**** Records shown ****
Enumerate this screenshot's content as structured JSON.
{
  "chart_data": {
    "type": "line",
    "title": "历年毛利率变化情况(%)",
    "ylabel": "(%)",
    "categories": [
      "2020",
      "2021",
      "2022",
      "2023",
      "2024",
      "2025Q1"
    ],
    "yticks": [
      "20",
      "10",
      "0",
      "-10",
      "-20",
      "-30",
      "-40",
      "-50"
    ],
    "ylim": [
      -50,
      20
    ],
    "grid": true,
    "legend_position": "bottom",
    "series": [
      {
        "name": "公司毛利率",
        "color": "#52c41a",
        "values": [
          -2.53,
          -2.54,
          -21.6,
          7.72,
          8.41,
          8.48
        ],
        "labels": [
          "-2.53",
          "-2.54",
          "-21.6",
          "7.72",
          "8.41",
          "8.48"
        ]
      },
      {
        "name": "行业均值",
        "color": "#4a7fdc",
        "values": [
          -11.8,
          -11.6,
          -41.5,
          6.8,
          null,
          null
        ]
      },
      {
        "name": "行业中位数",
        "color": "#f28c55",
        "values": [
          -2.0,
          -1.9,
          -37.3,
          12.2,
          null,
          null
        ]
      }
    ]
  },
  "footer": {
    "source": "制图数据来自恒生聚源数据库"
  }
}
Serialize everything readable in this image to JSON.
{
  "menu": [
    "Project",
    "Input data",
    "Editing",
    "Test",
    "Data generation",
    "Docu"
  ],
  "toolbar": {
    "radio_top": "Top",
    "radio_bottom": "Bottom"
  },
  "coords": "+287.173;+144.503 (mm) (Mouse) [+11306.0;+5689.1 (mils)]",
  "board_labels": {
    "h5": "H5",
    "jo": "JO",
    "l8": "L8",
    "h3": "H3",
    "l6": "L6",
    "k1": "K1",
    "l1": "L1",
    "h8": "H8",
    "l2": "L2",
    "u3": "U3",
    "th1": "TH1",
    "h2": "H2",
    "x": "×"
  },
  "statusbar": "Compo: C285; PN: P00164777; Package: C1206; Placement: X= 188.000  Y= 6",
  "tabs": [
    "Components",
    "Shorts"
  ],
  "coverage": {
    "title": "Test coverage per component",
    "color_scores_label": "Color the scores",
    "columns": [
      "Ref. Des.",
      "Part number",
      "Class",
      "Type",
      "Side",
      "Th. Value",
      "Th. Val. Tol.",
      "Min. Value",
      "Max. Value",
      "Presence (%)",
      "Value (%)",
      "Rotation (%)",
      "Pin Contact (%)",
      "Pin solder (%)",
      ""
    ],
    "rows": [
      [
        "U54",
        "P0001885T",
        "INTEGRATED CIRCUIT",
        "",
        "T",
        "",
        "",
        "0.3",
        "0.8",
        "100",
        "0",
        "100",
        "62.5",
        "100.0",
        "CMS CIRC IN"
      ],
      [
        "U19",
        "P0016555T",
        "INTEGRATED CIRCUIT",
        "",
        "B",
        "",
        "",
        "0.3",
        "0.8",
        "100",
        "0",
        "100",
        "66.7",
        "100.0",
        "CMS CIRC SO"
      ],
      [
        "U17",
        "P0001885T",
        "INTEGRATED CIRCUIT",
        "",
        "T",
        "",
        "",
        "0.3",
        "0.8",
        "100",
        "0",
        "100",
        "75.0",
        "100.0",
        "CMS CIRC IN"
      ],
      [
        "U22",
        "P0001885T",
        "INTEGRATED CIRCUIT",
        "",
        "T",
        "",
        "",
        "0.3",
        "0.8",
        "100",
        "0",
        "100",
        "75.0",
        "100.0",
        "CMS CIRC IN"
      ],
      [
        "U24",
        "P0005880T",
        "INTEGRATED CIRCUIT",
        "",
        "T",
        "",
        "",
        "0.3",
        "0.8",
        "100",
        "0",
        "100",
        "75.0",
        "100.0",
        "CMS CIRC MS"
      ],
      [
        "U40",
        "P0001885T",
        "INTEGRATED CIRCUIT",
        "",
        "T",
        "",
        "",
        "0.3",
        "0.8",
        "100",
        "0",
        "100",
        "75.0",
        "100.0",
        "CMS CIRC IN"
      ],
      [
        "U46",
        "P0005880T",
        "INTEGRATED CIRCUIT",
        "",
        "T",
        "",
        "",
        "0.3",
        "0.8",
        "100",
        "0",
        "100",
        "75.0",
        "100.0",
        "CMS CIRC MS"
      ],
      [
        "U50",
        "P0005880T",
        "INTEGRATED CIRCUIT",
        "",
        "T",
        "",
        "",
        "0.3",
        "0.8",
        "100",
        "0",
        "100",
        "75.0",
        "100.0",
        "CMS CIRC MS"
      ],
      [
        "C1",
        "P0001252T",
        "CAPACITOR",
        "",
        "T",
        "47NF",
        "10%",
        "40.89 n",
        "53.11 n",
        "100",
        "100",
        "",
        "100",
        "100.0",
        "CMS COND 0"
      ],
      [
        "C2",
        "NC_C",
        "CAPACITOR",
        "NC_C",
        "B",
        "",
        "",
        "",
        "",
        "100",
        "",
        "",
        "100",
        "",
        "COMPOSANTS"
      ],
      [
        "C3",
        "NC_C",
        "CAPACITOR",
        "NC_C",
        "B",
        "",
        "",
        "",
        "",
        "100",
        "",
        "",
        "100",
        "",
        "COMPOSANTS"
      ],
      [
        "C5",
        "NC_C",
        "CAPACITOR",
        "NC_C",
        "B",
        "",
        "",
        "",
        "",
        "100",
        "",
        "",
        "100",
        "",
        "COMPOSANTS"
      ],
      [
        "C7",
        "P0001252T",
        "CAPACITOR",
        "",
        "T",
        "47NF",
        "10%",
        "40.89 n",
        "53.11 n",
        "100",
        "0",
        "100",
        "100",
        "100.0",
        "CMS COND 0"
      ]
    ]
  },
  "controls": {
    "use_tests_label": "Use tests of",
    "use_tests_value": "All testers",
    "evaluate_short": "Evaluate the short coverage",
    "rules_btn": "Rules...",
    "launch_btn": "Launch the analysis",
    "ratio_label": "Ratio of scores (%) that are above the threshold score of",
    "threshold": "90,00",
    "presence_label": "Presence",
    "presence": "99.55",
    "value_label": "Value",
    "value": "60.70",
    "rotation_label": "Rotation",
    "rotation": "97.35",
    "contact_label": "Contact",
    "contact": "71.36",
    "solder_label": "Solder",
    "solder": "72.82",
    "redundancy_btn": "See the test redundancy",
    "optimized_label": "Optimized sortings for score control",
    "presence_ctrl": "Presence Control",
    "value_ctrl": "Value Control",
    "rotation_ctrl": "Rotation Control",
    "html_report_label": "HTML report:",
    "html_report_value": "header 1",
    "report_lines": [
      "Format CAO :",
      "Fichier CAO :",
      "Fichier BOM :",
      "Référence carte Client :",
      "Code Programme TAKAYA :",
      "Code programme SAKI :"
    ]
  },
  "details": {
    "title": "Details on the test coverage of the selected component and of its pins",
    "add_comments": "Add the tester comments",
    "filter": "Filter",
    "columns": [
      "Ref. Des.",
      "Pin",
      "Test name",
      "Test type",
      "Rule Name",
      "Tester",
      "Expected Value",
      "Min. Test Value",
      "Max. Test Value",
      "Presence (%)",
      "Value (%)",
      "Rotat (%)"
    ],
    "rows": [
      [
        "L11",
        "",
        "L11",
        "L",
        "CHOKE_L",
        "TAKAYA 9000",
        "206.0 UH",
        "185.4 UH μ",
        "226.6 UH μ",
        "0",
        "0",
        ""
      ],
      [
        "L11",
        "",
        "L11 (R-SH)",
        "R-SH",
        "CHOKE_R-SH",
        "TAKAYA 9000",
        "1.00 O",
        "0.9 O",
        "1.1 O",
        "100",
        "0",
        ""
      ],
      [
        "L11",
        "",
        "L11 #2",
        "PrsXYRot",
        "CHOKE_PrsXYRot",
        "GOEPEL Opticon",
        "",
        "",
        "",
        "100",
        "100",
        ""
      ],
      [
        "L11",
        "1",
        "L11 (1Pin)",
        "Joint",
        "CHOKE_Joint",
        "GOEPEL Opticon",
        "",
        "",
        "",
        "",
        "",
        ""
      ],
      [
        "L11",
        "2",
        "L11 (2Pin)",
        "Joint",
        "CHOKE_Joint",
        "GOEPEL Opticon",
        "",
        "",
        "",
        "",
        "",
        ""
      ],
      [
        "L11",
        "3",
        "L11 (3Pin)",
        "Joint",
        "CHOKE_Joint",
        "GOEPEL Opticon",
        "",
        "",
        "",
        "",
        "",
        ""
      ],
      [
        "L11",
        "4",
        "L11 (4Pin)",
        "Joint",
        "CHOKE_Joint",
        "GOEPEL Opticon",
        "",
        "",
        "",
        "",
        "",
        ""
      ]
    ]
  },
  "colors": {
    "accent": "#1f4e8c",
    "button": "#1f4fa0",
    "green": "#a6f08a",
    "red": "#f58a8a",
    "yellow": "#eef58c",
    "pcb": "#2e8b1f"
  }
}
****
• _Exercise description_: Give the number of lines in the records that contain the string "title", and nothing besides.

• _Finished answer_: 3